→ **Problem statement**
Go through the data and copy every line exactly, but not the images.

→ **Entries supplied**
:::::
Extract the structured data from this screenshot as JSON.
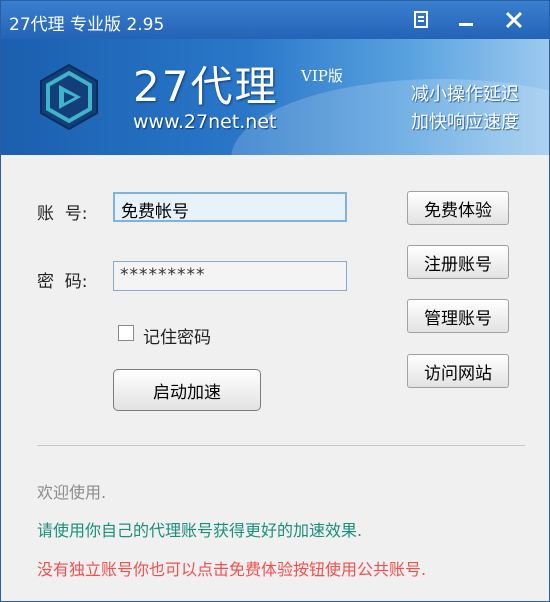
{
  "window": {
    "title": "27代理 专业版 2.95"
  },
  "banner": {
    "brand": "27代理",
    "edition": "VIP版",
    "url": "www.27net.net",
    "slogan_line1": "减小操作延迟",
    "slogan_line2": "加快响应速度"
  },
  "form": {
    "account_label": "账  号:",
    "account_value": "免费帐号",
    "password_label": "密  码:",
    "password_value": "*********",
    "remember_label": "记住密码",
    "remember_checked": false,
    "start_button": "启动加速"
  },
  "side_buttons": [
    "免费体验",
    "注册账号",
    "管理账号",
    "访问网站"
  ],
  "messages": {
    "welcome": "欢迎使用.",
    "tip": "请使用你自己的代理账号获得更好的加速效果.",
    "warning": "没有独立账号你也可以点击免费体验按钮使用公共账号."
  },
  "colors": {
    "welcome": "#8c8c8c",
    "tip": "#1a8f7c",
    "warning": "#f05050",
    "titlebar": "#2b6cc0"
  },
  "icons": [
    "menu-icon",
    "minimize-icon",
    "close-icon",
    "logo-icon"
  ]
}
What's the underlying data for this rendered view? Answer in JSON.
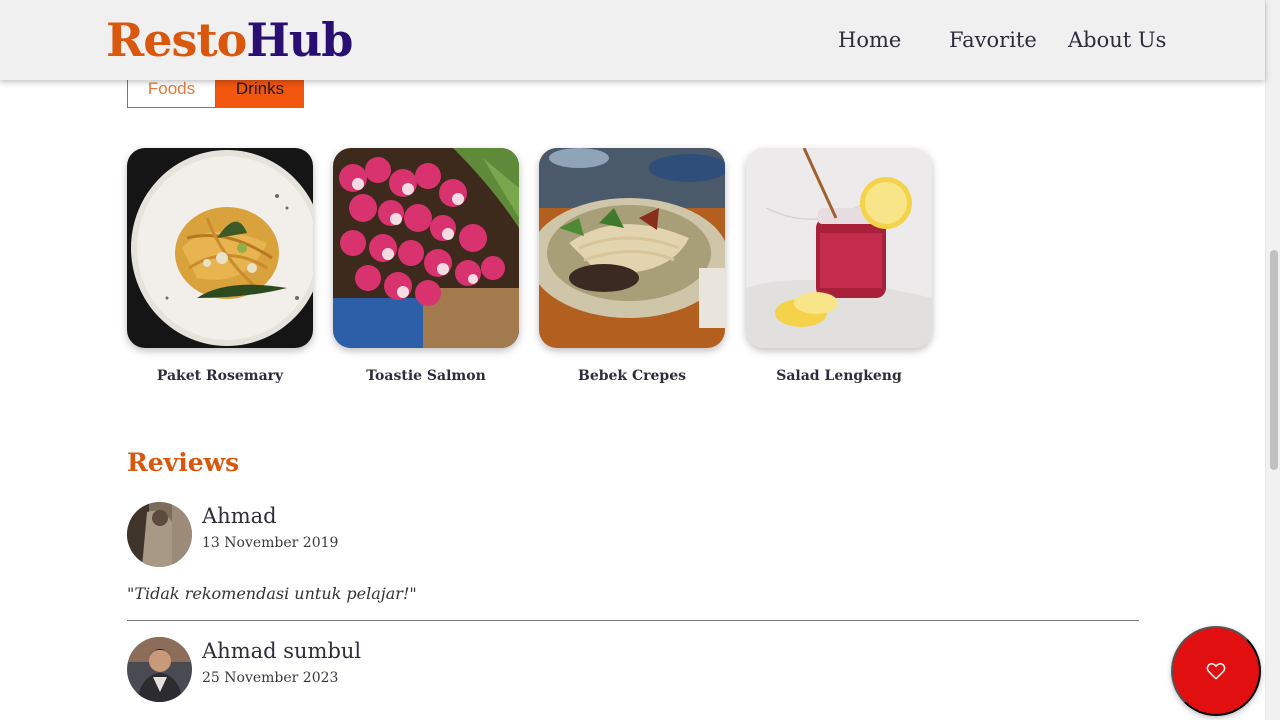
{
  "brand": {
    "part1": "Resto",
    "part2": "Hub"
  },
  "nav": {
    "home": "Home",
    "favorite": "Favorite",
    "about": "About Us"
  },
  "tabs": {
    "foods": "Foods",
    "drinks": "Drinks",
    "active": "Drinks"
  },
  "menu": [
    {
      "name": "Paket Rosemary"
    },
    {
      "name": "Toastie Salmon"
    },
    {
      "name": "Bebek Crepes"
    },
    {
      "name": "Salad Lengkeng"
    }
  ],
  "reviews_title": "Reviews",
  "reviews": [
    {
      "name": "Ahmad",
      "date": "13 November 2019",
      "text": "\"Tidak rekomendasi untuk pelajar!\""
    },
    {
      "name": "Ahmad sumbul",
      "date": "25 November 2023"
    }
  ],
  "icons": {
    "fab": "heart-icon"
  },
  "colors": {
    "brand_orange": "#d9580d",
    "brand_purple": "#2a0f73",
    "tab_active": "#f2560f",
    "fab": "#e10f0f"
  }
}
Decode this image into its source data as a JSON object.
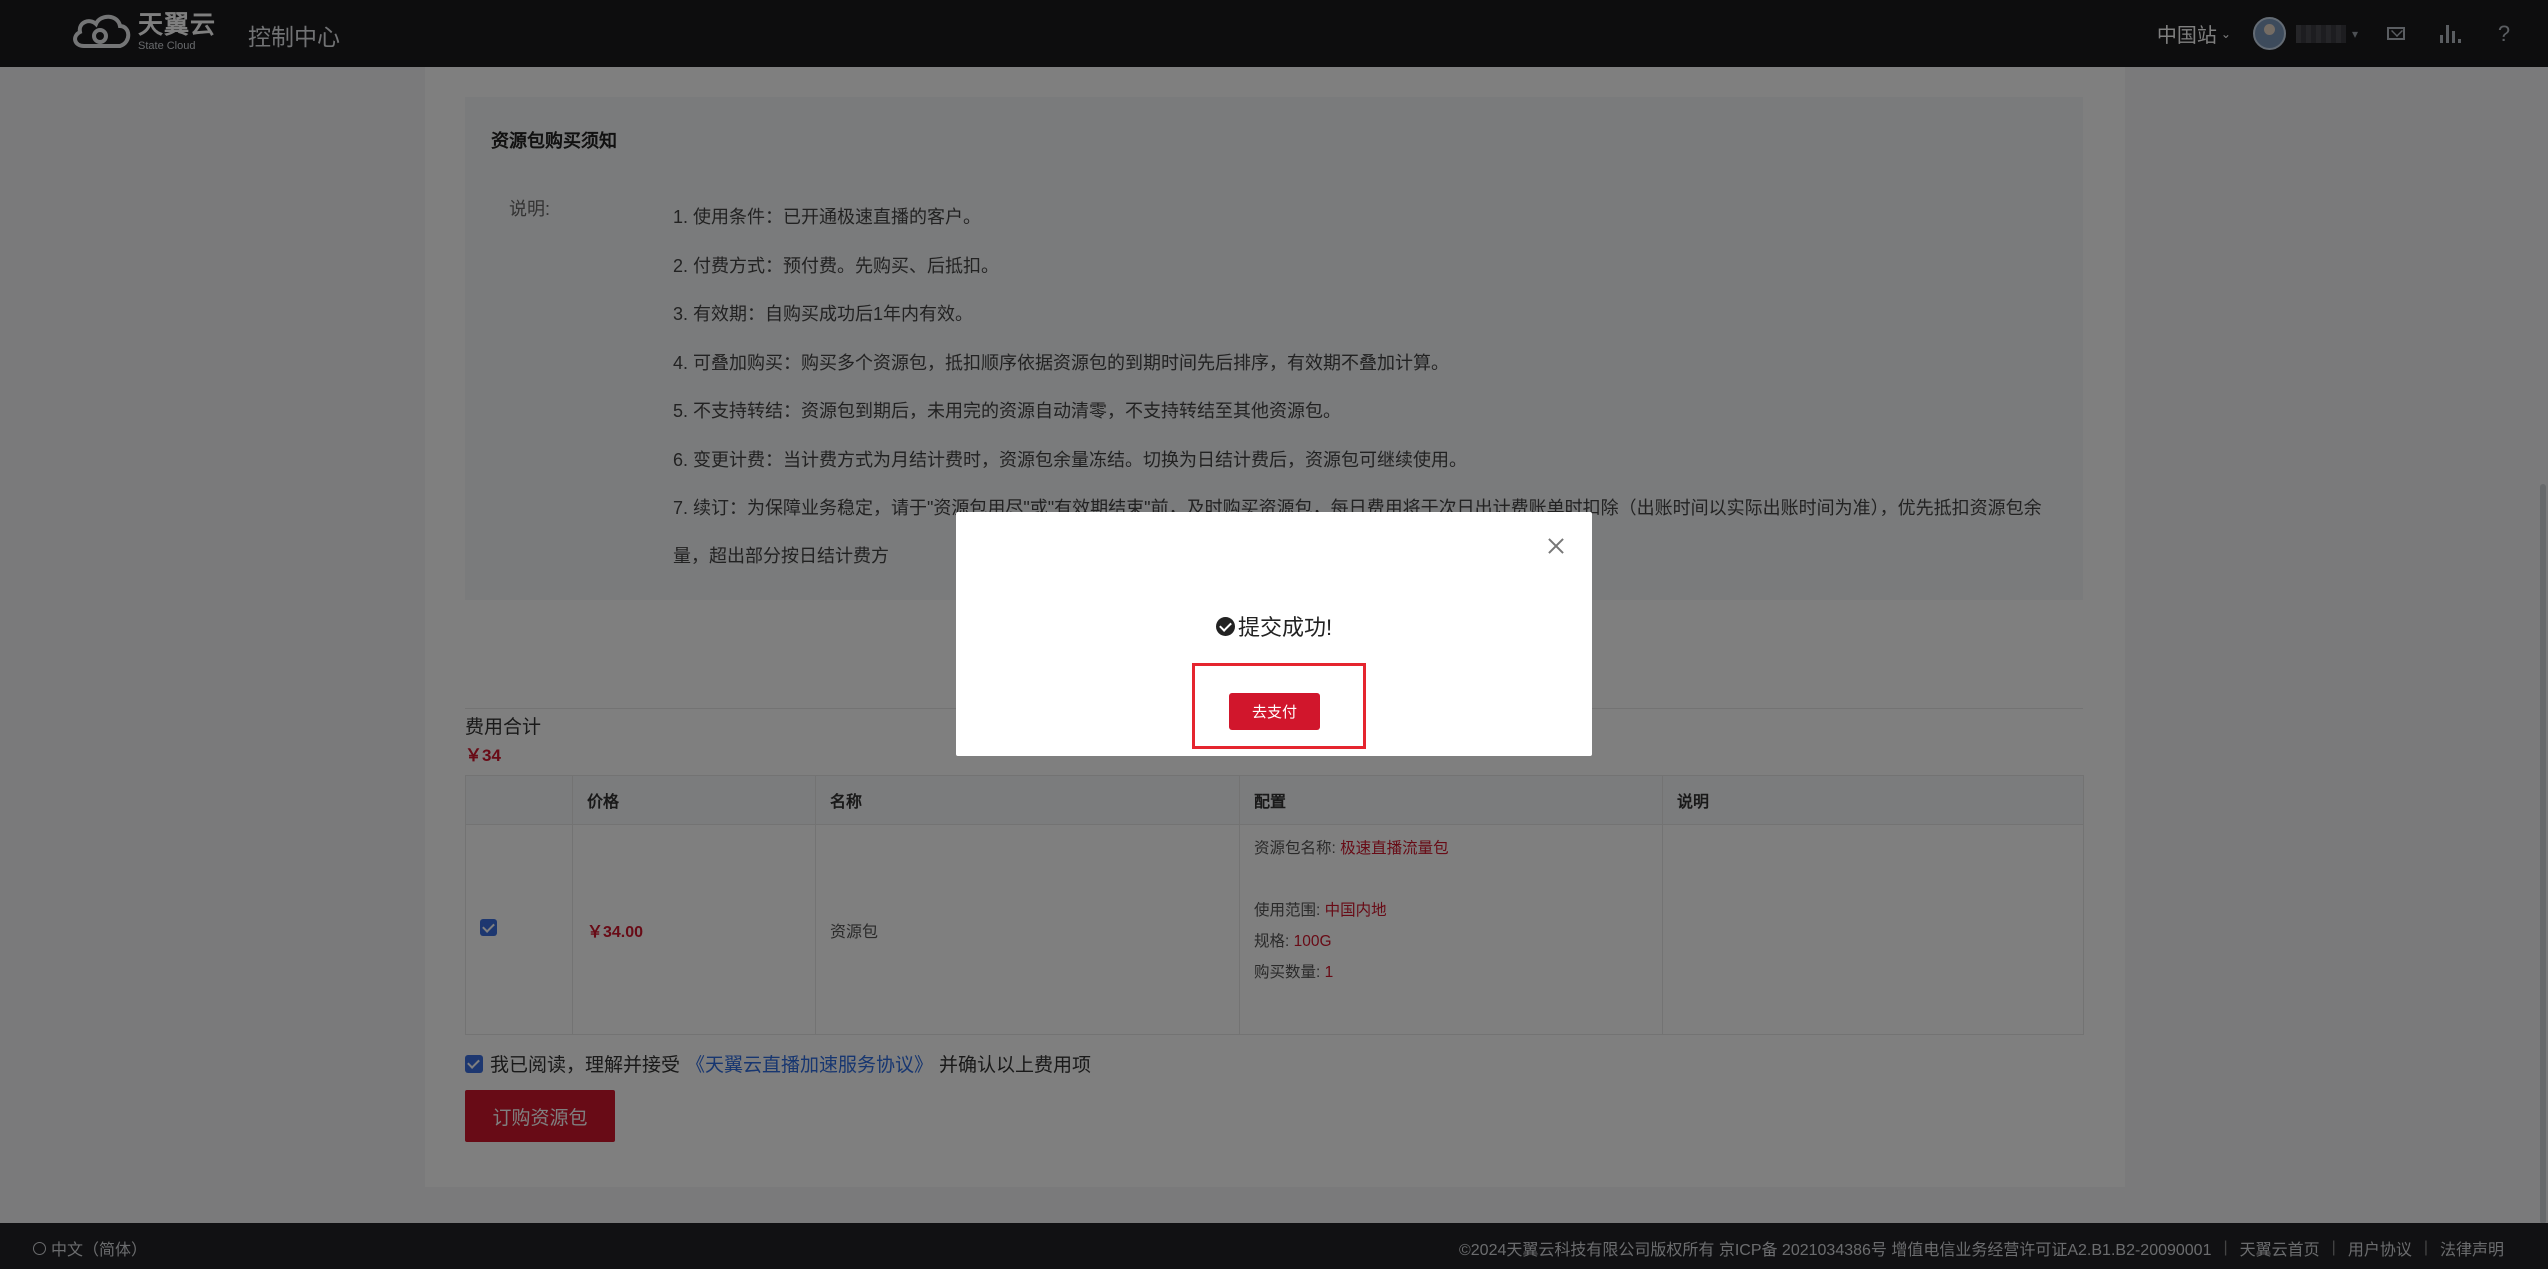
{
  "topbar": {
    "logo_cn": "天翼云",
    "logo_en": "State Cloud",
    "console_title": "控制中心",
    "region": "中国站",
    "icons": [
      "mail-icon",
      "chart-icon",
      "help-icon"
    ],
    "help_glyph": "?"
  },
  "notice": {
    "title": "资源包购买须知",
    "label": "说明:",
    "items": [
      "1. 使用条件：已开通极速直播的客户。",
      "2. 付费方式：预付费。先购买、后抵扣。",
      "3. 有效期：自购买成功后1年内有效。",
      "4. 可叠加购买：购买多个资源包，抵扣顺序依据资源包的到期时间先后排序，有效期不叠加计算。",
      "5. 不支持转结：资源包到期后，未用完的资源自动清零，不支持转结至其他资源包。",
      "6. 变更计费：当计费方式为月结计费时，资源包余量冻结。切换为日结计费后，资源包可继续使用。",
      "7. 续订：为保障业务稳定，请于\"资源包用尽\"或\"有效期结束\"前，及时购买资源包，每日费用将于次日出计费账单时扣除（出账时间以实际出账时间为准），优先抵扣资源包余量，超出部分按日结计费方"
    ]
  },
  "fee": {
    "title": "费用合计",
    "total": "￥34"
  },
  "table": {
    "headers": [
      "",
      "价格",
      "名称",
      "配置",
      "说明"
    ],
    "row": {
      "price": "￥34.00",
      "name": "资源包",
      "config": {
        "package_name_label": "资源包名称:",
        "package_name_value": "极速直播流量包",
        "scope_label": "使用范围:",
        "scope_value": "中国内地",
        "spec_label": "规格:",
        "spec_value": "100G",
        "qty_label": "购买数量:",
        "qty_value": "1"
      },
      "note": ""
    }
  },
  "agreement": {
    "prefix": "我已阅读，理解并接受",
    "link": "《天翼云直播加速服务协议》",
    "suffix": "并确认以上费用项"
  },
  "order_button": "订购资源包",
  "footer": {
    "language": "中文（简体）",
    "copyright": "©2024天翼云科技有限公司版权所有 京ICP备 2021034386号 增值电信业务经营许可证A2.B1.B2-20090001",
    "links": [
      "天翼云首页",
      "用户协议",
      "法律声明"
    ],
    "separator": "|"
  },
  "modal": {
    "message": "提交成功!",
    "pay_button": "去支付"
  },
  "colors": {
    "accent": "#d1162c",
    "link": "#2f6de1",
    "topbar": "#1b1b1d"
  }
}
:::::
→ **Response**
Extract the structured data from this screenshot as JSON.
{
  "window": {
    "title": "27代理 专业版 2.95"
  },
  "banner": {
    "brand": "27代理",
    "edition": "VIP版",
    "url": "www.27net.net",
    "slogan_line1": "减小操作延迟",
    "slogan_line2": "加快响应速度"
  },
  "form": {
    "account_label": "账  号:",
    "account_value": "免费帐号",
    "password_label": "密  码:",
    "password_value": "*********",
    "remember_label": "记住密码",
    "remember_checked": false,
    "start_button": "启动加速"
  },
  "side_buttons": [
    "免费体验",
    "注册账号",
    "管理账号",
    "访问网站"
  ],
  "messages": {
    "welcome": "欢迎使用.",
    "tip": "请使用你自己的代理账号获得更好的加速效果.",
    "warning": "没有独立账号你也可以点击免费体验按钮使用公共账号."
  },
  "colors": {
    "welcome": "#8c8c8c",
    "tip": "#1a8f7c",
    "warning": "#f05050",
    "titlebar": "#2b6cc0"
  },
  "icons": [
    "menu-icon",
    "minimize-icon",
    "close-icon",
    "logo-icon"
  ]
}
What's the underlying data for this rendered view? Answer in JSON.
{
  "brand": {
    "part1": "Resto",
    "part2": "Hub"
  },
  "nav": {
    "home": "Home",
    "favorite": "Favorite",
    "about": "About Us"
  },
  "tabs": {
    "foods": "Foods",
    "drinks": "Drinks",
    "active": "Drinks"
  },
  "menu": [
    {
      "name": "Paket Rosemary"
    },
    {
      "name": "Toastie Salmon"
    },
    {
      "name": "Bebek Crepes"
    },
    {
      "name": "Salad Lengkeng"
    }
  ],
  "reviews_title": "Reviews",
  "reviews": [
    {
      "name": "Ahmad",
      "date": "13 November 2019",
      "text": "\"Tidak rekomendasi untuk pelajar!\""
    },
    {
      "name": "Ahmad sumbul",
      "date": "25 November 2023"
    }
  ],
  "icons": {
    "fab": "heart-icon"
  },
  "colors": {
    "brand_orange": "#d9580d",
    "brand_purple": "#2a0f73",
    "tab_active": "#f2560f",
    "fab": "#e10f0f"
  }
}
Decode this image into its source data as a JSON object.
{
  "topbar": {
    "logo_cn": "天翼云",
    "logo_en": "State Cloud",
    "console_title": "控制中心",
    "region": "中国站",
    "icons": [
      "mail-icon",
      "chart-icon",
      "help-icon"
    ],
    "help_glyph": "?"
  },
  "notice": {
    "title": "资源包购买须知",
    "label": "说明:",
    "items": [
      "1. 使用条件：已开通极速直播的客户。",
      "2. 付费方式：预付费。先购买、后抵扣。",
      "3. 有效期：自购买成功后1年内有效。",
      "4. 可叠加购买：购买多个资源包，抵扣顺序依据资源包的到期时间先后排序，有效期不叠加计算。",
      "5. 不支持转结：资源包到期后，未用完的资源自动清零，不支持转结至其他资源包。",
      "6. 变更计费：当计费方式为月结计费时，资源包余量冻结。切换为日结计费后，资源包可继续使用。",
      "7. 续订：为保障业务稳定，请于\"资源包用尽\"或\"有效期结束\"前，及时购买资源包，每日费用将于次日出计费账单时扣除（出账时间以实际出账时间为准），优先抵扣资源包余量，超出部分按日结计费方"
    ]
  },
  "fee": {
    "title": "费用合计",
    "total": "￥34"
  },
  "table": {
    "headers": [
      "",
      "价格",
      "名称",
      "配置",
      "说明"
    ],
    "row": {
      "price": "￥34.00",
      "name": "资源包",
      "config": {
        "package_name_label": "资源包名称:",
        "package_name_value": "极速直播流量包",
        "scope_label": "使用范围:",
        "scope_value": "中国内地",
        "spec_label": "规格:",
        "spec_value": "100G",
        "qty_label": "购买数量:",
        "qty_value": "1"
      },
      "note": ""
    }
  },
  "agreement": {
    "prefix": "我已阅读，理解并接受",
    "link": "《天翼云直播加速服务协议》",
    "suffix": "并确认以上费用项"
  },
  "order_button": "订购资源包",
  "footer": {
    "language": "中文（简体）",
    "copyright": "©2024天翼云科技有限公司版权所有 京ICP备 2021034386号 增值电信业务经营许可证A2.B1.B2-20090001",
    "links": [
      "天翼云首页",
      "用户协议",
      "法律声明"
    ],
    "separator": "|"
  },
  "modal": {
    "message": "提交成功!",
    "pay_button": "去支付"
  },
  "colors": {
    "accent": "#d1162c",
    "link": "#2f6de1",
    "topbar": "#1b1b1d"
  }
}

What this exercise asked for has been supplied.